• _Objective_: Read the entries below and pull out each line with the string "Proxy".

• _Input_:
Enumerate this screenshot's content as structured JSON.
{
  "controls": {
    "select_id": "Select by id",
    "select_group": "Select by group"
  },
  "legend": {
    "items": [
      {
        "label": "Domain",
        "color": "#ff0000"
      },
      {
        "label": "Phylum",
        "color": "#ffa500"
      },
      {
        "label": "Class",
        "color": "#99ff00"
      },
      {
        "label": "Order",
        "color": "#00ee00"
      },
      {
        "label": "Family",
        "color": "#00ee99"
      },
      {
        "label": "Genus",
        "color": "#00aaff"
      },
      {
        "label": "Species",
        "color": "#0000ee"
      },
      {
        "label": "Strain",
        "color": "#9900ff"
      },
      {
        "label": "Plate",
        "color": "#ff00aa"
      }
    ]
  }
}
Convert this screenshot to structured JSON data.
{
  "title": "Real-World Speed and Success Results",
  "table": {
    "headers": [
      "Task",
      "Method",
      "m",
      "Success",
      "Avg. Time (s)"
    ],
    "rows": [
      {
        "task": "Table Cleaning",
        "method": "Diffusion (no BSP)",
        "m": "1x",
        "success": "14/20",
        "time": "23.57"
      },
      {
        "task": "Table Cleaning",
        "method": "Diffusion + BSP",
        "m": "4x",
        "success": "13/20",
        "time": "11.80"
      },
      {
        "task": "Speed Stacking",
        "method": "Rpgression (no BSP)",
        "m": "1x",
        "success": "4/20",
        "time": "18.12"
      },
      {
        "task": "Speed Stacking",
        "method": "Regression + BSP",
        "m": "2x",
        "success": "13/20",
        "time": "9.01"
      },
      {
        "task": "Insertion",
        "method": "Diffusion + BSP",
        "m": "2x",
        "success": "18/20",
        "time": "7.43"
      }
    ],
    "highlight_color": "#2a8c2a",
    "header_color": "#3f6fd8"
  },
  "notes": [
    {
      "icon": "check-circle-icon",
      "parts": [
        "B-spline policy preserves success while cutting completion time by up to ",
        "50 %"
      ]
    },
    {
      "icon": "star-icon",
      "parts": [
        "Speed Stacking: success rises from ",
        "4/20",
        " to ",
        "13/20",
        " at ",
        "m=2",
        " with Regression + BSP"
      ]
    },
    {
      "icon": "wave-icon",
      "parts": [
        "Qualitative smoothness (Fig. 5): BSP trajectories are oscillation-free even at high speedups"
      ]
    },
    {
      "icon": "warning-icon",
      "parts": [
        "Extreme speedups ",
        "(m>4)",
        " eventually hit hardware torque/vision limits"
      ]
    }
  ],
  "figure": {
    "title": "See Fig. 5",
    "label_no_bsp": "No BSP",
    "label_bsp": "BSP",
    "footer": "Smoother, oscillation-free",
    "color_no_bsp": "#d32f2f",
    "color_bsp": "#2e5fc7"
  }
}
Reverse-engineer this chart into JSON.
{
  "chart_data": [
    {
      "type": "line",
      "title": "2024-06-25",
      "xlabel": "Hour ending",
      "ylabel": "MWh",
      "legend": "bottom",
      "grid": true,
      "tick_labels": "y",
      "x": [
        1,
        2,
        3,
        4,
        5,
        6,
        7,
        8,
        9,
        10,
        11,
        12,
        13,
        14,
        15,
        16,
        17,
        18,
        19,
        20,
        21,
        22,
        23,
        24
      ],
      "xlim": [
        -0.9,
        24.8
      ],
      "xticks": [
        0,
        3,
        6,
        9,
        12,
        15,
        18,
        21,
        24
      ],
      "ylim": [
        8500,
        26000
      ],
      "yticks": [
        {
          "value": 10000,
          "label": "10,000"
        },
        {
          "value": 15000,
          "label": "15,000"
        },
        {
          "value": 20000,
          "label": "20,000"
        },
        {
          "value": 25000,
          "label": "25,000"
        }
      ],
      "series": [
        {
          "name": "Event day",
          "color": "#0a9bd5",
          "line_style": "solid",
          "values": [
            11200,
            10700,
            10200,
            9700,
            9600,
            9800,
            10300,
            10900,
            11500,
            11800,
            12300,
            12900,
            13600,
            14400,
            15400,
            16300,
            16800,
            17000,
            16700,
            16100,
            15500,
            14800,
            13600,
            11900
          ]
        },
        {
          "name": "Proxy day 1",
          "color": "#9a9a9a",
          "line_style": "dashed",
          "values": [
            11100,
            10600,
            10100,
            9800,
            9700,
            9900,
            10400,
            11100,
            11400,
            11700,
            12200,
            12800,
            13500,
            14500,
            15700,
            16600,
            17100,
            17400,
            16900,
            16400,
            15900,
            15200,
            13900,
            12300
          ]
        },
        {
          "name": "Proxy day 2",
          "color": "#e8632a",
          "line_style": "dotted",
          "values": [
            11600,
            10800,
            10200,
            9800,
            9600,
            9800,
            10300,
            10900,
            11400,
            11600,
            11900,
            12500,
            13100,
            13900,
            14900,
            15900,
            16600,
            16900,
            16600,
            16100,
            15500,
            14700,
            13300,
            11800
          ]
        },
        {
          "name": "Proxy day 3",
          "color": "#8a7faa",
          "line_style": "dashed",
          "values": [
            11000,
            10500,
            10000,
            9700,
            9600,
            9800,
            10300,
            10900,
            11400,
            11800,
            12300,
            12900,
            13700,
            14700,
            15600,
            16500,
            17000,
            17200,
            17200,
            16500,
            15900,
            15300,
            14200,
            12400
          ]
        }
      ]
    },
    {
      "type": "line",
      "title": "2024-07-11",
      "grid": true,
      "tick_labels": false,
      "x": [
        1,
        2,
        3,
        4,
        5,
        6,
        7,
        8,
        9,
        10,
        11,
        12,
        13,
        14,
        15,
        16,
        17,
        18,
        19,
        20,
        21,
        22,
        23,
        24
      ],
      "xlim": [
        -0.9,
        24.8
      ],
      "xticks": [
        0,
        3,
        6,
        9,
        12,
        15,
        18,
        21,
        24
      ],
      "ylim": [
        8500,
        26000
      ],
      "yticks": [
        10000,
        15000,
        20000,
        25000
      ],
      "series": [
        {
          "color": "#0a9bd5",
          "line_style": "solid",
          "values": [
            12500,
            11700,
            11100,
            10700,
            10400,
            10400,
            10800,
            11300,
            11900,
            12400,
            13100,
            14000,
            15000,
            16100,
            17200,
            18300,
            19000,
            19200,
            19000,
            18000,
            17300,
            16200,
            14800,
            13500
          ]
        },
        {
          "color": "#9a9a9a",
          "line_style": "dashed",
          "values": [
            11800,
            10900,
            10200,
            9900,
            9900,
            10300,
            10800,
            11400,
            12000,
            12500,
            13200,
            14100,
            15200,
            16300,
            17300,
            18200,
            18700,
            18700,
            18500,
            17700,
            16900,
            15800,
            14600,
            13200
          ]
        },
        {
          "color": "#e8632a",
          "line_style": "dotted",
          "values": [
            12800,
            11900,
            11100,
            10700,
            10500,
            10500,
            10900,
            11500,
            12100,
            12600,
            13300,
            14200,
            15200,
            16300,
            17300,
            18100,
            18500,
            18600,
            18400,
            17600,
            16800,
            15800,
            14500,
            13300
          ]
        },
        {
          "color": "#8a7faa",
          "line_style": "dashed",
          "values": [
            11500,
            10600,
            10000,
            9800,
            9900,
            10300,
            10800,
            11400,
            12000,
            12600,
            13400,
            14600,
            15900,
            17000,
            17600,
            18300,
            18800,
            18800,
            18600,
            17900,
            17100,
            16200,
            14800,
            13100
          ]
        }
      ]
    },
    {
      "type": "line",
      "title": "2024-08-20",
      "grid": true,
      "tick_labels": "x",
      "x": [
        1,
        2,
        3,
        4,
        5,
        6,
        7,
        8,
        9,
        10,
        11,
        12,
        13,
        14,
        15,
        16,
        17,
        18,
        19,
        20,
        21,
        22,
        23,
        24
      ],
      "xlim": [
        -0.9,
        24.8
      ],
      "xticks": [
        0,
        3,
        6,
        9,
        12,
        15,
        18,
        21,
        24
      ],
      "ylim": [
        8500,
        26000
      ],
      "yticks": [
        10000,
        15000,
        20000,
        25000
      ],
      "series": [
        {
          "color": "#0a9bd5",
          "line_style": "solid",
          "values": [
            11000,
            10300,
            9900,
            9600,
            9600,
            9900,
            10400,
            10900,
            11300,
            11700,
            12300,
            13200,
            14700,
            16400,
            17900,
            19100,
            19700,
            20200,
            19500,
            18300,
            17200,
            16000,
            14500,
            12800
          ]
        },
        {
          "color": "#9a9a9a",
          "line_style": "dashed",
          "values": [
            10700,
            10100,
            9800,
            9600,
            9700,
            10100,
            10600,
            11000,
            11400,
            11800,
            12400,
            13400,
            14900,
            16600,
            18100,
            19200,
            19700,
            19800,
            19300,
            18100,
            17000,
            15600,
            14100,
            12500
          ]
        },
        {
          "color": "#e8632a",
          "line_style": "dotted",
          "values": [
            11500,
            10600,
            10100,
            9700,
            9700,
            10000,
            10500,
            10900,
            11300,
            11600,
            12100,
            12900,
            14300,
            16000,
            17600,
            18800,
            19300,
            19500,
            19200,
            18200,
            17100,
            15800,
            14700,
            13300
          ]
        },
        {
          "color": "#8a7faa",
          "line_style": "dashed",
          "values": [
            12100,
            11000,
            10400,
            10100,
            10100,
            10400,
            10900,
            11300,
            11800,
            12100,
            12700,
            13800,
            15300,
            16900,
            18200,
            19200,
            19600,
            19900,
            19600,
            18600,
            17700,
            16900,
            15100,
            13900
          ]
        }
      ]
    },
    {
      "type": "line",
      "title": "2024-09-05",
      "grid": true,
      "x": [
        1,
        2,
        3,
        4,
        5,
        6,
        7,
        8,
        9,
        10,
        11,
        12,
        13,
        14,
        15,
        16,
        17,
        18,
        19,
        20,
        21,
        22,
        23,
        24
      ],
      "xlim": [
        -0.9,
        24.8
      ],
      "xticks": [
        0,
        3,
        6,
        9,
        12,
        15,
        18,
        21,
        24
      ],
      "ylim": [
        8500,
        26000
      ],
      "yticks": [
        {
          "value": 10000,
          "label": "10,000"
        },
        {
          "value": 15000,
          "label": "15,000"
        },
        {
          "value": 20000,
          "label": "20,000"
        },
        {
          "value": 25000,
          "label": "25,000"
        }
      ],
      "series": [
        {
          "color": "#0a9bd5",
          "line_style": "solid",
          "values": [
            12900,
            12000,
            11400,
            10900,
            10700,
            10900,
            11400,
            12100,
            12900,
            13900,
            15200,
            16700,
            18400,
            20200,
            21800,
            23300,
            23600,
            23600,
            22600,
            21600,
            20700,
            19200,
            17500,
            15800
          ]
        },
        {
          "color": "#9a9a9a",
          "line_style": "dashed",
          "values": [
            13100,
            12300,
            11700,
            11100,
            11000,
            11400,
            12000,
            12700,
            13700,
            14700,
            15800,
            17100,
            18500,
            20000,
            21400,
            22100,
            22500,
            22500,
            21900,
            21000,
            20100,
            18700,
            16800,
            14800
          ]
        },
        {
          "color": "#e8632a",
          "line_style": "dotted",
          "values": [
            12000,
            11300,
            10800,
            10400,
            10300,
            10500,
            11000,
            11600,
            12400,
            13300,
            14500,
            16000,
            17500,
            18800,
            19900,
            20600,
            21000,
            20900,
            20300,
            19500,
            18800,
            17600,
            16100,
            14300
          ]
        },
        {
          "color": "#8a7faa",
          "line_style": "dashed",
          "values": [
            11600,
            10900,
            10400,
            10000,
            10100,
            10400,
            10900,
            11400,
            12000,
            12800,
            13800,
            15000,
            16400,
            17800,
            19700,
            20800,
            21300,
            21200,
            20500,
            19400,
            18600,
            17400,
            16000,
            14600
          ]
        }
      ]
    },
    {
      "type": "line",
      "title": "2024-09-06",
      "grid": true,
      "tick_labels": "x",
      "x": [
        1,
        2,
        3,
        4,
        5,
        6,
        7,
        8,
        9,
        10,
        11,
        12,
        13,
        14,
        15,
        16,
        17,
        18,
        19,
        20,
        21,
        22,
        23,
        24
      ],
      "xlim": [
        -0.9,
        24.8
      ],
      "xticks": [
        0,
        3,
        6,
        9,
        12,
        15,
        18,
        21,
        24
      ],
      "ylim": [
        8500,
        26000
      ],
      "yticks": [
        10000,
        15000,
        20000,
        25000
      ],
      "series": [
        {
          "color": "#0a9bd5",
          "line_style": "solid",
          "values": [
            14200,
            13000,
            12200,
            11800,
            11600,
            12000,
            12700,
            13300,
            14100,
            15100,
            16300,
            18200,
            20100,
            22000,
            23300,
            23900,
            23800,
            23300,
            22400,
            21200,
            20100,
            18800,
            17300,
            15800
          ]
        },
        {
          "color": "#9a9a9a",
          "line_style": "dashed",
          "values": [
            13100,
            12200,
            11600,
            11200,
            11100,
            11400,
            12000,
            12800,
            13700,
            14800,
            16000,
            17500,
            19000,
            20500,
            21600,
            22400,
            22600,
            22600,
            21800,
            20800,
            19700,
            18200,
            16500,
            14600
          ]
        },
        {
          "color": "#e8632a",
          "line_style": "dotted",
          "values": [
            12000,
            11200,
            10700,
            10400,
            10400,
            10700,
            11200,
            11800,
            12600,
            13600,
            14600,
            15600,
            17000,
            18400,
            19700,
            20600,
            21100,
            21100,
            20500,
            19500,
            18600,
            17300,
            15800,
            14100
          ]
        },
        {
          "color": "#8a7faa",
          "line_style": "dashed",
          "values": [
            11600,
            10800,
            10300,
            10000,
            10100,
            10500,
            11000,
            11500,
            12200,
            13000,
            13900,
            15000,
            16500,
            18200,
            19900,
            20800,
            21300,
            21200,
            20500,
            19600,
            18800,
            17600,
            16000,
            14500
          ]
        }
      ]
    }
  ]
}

• _Reply to the task_:
          "name": "Proxy day 1",
          "name": "Proxy day 2",
          "name": "Proxy day 3",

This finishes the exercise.